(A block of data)
────────────────────────────────────────

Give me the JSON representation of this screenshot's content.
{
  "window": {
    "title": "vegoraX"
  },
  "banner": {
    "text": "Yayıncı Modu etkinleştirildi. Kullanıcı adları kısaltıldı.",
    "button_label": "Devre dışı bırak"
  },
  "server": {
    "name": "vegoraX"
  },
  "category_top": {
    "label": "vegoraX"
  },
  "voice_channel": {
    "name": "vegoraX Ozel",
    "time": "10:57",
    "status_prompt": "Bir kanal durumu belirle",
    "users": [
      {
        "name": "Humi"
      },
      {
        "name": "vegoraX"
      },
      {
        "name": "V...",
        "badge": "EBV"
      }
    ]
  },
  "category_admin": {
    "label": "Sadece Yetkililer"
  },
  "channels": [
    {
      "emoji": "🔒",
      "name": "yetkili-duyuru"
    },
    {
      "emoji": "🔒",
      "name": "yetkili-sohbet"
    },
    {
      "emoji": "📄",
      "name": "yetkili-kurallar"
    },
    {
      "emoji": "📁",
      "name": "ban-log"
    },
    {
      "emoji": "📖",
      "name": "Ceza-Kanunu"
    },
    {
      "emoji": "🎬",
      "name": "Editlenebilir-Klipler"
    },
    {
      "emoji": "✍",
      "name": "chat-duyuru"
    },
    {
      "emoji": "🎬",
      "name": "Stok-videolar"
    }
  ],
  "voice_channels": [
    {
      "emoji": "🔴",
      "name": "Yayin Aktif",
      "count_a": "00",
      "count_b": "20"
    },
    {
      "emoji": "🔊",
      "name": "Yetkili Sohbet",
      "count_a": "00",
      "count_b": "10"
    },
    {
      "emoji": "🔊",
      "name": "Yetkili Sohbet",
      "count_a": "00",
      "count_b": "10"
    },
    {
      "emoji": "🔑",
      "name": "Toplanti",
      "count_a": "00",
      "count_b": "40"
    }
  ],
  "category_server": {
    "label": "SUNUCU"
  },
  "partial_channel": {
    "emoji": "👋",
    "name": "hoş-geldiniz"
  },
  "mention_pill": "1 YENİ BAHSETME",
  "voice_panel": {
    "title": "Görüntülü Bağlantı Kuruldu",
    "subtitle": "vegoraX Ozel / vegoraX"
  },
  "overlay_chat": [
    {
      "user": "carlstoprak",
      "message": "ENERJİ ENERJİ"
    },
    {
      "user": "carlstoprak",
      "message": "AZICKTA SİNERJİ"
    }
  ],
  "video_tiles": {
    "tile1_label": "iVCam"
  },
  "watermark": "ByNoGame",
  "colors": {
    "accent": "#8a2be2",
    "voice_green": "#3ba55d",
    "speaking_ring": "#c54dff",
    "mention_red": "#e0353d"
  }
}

────────────────────────────────────────

→ **REQUIRED WORK**: Extract the entries above verbatim.

→ **OUTPUT OF THE EXERCISE**:
Give me the JSON representation of this screenshot's content.
{
  "window": {
    "title": "vegoraX"
  },
  "banner": {
    "text": "Yayıncı Modu etkinleştirildi. Kullanıcı adları kısaltıldı.",
    "button_label": "Devre dışı bırak"
  },
  "server": {
    "name": "vegoraX"
  },
  "category_top": {
    "label": "vegoraX"
  },
  "voice_channel": {
    "name": "vegoraX Ozel",
    "time": "10:57",
    "status_prompt": "Bir kanal durumu belirle",
    "users": [
      {
        "name": "Humi"
      },
      {
        "name": "vegoraX"
      },
      {
        "name": "V...",
        "badge": "EBV"
      }
    ]
  },
  "category_admin": {
    "label": "Sadece Yetkililer"
  },
  "channels": [
    {
      "emoji": "🔒",
      "name": "yetkili-duyuru"
    },
    {
      "emoji": "🔒",
      "name": "yetkili-sohbet"
    },
    {
      "emoji": "📄",
      "name": "yetkili-kurallar"
    },
    {
      "emoji": "📁",
      "name": "ban-log"
    },
    {
      "emoji": "📖",
      "name": "Ceza-Kanunu"
    },
    {
      "emoji": "🎬",
      "name": "Editlenebilir-Klipler"
    },
    {
      "emoji": "✍",
      "name": "chat-duyuru"
    },
    {
      "emoji": "🎬",
      "name": "Stok-videolar"
    }
  ],
  "voice_channels": [
    {
      "emoji": "🔴",
      "name": "Yayin Aktif",
      "count_a": "00",
      "count_b": "20"
    },
    {
      "emoji": "🔊",
      "name": "Yetkili Sohbet",
      "count_a": "00",
      "count_b": "10"
    },
    {
      "emoji": "🔊",
      "name": "Yetkili Sohbet",
      "count_a": "00",
      "count_b": "10"
    },
    {
      "emoji": "🔑",
      "name": "Toplanti",
      "count_a": "00",
      "count_b": "40"
    }
  ],
  "category_server": {
    "label": "SUNUCU"
  },
  "partial_channel": {
    "emoji": "👋",
    "name": "hoş-geldiniz"
  },
  "mention_pill": "1 YENİ BAHSETME",
  "voice_panel": {
    "title": "Görüntülü Bağlantı Kuruldu",
    "subtitle": "vegoraX Ozel / vegoraX"
  },
  "overlay_chat": [
    {
      "user": "carlstoprak",
      "message": "ENERJİ ENERJİ"
    },
    {
      "user": "carlstoprak",
      "message": "AZICKTA SİNERJİ"
    }
  ],
  "video_tiles": {
    "tile1_label": "iVCam"
  },
  "watermark": "ByNoGame",
  "colors": {
    "accent": "#8a2be2",
    "voice_green": "#3ba55d",
    "speaking_ring": "#c54dff",
    "mention_red": "#e0353d"
  }
}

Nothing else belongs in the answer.